## Set task
Write out every entry word for word.

## Recorded data
---*---

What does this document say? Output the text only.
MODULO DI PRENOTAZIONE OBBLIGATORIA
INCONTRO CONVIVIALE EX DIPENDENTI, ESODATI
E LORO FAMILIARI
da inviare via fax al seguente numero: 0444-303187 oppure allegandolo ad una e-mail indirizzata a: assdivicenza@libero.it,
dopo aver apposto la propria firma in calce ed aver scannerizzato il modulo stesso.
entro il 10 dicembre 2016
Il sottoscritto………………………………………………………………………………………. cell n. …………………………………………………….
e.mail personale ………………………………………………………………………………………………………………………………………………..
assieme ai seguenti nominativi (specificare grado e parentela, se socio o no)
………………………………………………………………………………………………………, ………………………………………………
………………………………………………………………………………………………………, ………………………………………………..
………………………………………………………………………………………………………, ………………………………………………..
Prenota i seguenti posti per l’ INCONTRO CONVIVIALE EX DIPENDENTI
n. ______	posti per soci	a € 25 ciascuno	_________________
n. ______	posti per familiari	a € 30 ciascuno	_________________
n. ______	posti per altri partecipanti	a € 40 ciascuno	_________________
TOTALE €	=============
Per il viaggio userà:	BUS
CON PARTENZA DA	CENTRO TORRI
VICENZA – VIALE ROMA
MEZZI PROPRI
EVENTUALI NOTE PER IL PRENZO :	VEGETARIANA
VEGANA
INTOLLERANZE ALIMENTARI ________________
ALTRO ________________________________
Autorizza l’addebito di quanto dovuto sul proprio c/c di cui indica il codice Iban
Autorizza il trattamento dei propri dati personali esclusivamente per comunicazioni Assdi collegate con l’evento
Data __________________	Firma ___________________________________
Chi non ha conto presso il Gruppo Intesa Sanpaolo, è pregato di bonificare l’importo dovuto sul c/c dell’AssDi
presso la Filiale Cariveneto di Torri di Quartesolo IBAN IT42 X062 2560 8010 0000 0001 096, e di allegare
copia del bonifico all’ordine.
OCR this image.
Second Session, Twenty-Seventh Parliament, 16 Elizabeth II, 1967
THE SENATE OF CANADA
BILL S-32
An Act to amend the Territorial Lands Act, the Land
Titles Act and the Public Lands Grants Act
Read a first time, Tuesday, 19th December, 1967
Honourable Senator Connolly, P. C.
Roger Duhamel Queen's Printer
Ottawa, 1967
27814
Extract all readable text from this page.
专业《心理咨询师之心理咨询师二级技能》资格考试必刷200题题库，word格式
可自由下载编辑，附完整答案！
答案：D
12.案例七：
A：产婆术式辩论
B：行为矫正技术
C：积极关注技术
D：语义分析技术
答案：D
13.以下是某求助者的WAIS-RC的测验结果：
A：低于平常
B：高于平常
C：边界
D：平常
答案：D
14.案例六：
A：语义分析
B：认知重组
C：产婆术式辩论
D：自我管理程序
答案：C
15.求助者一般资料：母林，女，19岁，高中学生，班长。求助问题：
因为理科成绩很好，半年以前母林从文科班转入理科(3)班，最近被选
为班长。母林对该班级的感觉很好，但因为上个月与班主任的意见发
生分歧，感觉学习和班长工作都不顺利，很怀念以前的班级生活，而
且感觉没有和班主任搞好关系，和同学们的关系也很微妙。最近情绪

---*---

## Solution to this task
What does this document say? Output the text only.
MODULO DI PRENOTAZIONE OBBLIGATORIA
INCONTRO CONVIVIALE EX DIPENDENTI, ESODATI
E LORO FAMILIARI
da inviare via fax al seguente numero: 0444-303187 oppure allegandolo ad una e-mail indirizzata a: assdivicenza@libero.it,
dopo aver apposto la propria firma in calce ed aver scannerizzato il modulo stesso.
entro il 10 dicembre 2016
Il sottoscritto………………………………………………………………………………………. cell n. …………………………………………………….
e.mail personale ………………………………………………………………………………………………………………………………………………..
assieme ai seguenti nominativi (specificare grado e parentela, se socio o no)
………………………………………………………………………………………………………, ………………………………………………
………………………………………………………………………………………………………, ………………………………………………..
………………………………………………………………………………………………………, ………………………………………………..
Prenota i seguenti posti per l’ INCONTRO CONVIVIALE EX DIPENDENTI
n. ______	posti per soci	a € 25 ciascuno	_________________
n. ______	posti per familiari	a € 30 ciascuno	_________________
n. ______	posti per altri partecipanti	a € 40 ciascuno	_________________
TOTALE €	=============
Per il viaggio userà:	BUS
CON PARTENZA DA	CENTRO TORRI
VICENZA – VIALE ROMA
MEZZI PROPRI
EVENTUALI NOTE PER IL PRENZO :	VEGETARIANA
VEGANA
INTOLLERANZE ALIMENTARI ________________
ALTRO ________________________________
Autorizza l’addebito di quanto dovuto sul proprio c/c di cui indica il codice Iban
Autorizza il trattamento dei propri dati personali esclusivamente per comunicazioni Assdi collegate con l’evento
Data __________________	Firma ___________________________________
Chi non ha conto presso il Gruppo Intesa Sanpaolo, è pregato di bonificare l’importo dovuto sul c/c dell’AssDi
presso la Filiale Cariveneto di Torri di Quartesolo IBAN IT42 X062 2560 8010 0000 0001 096, e di allegare
copia del bonifico all’ordine.
OCR this image.
Second Session, Twenty-Seventh Parliament, 16 Elizabeth II, 1967
THE SENATE OF CANADA
BILL S-32
An Act to amend the Territorial Lands Act, the Land
Titles Act and the Public Lands Grants Act
Read a first time, Tuesday, 19th December, 1967
Honourable Senator Connolly, P. C.
Roger Duhamel Queen's Printer
Ottawa, 1967
27814
Extract all readable text from this page.
专业《心理咨询师之心理咨询师二级技能》资格考试必刷200题题库，word格式
可自由下载编辑，附完整答案！
答案：D
12.案例七：
A：产婆术式辩论
B：行为矫正技术
C：积极关注技术
D：语义分析技术
答案：D
13.以下是某求助者的WAIS-RC的测验结果：
A：低于平常
B：高于平常
C：边界
D：平常
答案：D
14.案例六：
A：语义分析
B：认知重组
C：产婆术式辩论
D：自我管理程序
答案：C
15.求助者一般资料：母林，女，19岁，高中学生，班长。求助问题：
因为理科成绩很好，半年以前母林从文科班转入理科(3)班，最近被选
为班长。母林对该班级的感觉很好，但因为上个月与班主任的意见发
生分歧，感觉学习和班长工作都不顺利，很怀念以前的班级生活，而
且感觉没有和班主任搞好关系，和同学们的关系也很微妙。最近情绪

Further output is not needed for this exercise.